- [Task to carry out] Determine how many lines in the data below contain "Impedance" and write only that number.

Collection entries
::::::::::
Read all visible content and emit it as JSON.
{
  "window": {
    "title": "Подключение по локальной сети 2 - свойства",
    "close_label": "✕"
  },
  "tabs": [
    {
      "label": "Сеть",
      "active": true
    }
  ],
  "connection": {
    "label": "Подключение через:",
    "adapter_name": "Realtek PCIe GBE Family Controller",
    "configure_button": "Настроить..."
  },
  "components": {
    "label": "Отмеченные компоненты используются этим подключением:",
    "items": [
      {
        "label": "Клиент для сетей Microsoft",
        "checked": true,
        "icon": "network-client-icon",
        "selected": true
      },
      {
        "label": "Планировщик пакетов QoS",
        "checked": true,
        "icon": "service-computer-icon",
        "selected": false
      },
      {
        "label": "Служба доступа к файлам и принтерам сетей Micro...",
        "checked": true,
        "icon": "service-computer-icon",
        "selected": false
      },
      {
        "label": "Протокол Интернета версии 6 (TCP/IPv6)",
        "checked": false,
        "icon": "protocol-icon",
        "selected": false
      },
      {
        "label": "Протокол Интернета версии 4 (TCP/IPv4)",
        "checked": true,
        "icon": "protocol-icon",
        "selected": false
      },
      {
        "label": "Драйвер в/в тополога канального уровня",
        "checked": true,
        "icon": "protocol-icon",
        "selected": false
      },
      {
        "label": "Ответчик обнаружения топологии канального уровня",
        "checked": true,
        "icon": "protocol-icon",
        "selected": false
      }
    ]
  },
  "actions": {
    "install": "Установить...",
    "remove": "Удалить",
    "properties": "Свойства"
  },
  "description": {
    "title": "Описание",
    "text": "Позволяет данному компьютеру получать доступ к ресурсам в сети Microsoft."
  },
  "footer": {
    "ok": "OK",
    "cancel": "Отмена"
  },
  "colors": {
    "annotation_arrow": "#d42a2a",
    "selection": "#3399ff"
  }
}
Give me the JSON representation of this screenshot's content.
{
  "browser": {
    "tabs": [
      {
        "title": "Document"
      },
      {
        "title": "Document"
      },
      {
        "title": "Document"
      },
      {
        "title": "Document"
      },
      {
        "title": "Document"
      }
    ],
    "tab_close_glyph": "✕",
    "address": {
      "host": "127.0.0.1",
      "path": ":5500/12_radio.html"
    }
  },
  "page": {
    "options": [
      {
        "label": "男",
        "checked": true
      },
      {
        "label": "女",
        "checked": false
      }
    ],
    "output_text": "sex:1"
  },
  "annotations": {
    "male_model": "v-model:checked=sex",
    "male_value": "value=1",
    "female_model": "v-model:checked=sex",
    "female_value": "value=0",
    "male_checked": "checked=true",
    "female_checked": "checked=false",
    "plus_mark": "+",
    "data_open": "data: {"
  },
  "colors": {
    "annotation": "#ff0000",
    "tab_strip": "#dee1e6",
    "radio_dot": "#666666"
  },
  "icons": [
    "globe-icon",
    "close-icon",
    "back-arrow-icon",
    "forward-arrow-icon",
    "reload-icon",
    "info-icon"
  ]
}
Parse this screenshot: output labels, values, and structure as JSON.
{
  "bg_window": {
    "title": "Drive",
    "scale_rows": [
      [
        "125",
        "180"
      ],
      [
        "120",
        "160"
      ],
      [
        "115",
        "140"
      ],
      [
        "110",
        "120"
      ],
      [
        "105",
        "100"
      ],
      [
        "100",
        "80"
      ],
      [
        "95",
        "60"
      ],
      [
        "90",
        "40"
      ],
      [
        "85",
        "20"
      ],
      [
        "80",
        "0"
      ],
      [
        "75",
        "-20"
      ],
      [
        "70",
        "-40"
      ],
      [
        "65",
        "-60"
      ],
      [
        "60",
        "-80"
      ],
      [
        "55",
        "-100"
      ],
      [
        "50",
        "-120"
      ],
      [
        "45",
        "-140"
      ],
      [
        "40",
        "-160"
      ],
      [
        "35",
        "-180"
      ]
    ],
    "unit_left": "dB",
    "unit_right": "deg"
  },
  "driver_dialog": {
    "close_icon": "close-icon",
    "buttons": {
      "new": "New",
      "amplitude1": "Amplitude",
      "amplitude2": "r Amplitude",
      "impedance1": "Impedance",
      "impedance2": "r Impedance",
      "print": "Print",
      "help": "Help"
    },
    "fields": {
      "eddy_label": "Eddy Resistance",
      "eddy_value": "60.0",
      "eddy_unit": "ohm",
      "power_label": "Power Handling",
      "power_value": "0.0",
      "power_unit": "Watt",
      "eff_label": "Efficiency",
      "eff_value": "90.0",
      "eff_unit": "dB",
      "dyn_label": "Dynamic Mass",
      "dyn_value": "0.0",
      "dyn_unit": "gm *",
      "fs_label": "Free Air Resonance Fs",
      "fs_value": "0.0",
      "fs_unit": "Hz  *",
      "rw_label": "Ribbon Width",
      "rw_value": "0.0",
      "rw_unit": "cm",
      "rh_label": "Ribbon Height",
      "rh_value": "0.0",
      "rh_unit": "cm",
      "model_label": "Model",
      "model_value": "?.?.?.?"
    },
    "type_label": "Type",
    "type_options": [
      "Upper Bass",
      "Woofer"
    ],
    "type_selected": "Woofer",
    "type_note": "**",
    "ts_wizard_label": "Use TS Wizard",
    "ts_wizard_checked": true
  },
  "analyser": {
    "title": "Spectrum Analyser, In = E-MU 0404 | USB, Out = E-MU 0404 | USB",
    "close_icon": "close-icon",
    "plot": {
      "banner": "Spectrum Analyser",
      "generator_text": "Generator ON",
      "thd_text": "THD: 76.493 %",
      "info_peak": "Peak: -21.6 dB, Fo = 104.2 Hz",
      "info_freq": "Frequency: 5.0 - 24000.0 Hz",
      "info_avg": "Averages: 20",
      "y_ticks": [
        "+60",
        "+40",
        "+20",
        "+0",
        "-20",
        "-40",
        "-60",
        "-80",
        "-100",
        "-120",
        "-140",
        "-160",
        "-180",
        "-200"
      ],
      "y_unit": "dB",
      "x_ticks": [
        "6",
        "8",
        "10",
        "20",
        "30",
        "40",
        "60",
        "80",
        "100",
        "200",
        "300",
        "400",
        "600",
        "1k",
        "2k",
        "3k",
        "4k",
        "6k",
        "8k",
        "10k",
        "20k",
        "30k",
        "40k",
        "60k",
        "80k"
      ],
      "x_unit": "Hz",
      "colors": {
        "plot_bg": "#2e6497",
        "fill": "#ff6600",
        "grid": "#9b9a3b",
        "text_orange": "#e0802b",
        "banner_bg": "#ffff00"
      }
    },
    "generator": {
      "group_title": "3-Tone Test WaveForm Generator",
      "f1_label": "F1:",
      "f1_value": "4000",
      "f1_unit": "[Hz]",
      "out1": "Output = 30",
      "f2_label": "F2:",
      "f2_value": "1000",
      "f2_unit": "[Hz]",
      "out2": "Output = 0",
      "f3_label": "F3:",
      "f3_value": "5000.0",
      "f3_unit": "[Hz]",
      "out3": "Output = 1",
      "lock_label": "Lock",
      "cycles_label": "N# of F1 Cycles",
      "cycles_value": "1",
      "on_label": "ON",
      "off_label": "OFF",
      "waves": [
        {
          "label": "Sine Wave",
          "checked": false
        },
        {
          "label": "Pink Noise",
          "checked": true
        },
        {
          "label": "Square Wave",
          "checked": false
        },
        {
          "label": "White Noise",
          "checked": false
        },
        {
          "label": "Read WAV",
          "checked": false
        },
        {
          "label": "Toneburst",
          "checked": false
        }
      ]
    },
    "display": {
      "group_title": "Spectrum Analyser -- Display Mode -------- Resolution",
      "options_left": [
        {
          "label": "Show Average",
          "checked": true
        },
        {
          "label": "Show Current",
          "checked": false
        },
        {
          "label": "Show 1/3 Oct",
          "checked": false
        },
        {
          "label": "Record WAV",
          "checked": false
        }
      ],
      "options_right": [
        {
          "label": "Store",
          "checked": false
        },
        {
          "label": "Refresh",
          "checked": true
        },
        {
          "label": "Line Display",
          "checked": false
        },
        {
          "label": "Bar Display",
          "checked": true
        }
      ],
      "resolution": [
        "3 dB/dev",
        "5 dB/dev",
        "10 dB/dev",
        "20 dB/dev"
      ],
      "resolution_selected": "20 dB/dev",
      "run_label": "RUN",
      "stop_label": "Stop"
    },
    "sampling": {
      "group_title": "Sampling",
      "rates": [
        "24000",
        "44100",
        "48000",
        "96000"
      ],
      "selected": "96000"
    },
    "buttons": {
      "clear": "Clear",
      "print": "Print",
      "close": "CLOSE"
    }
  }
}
::::::::::
- [Result] 2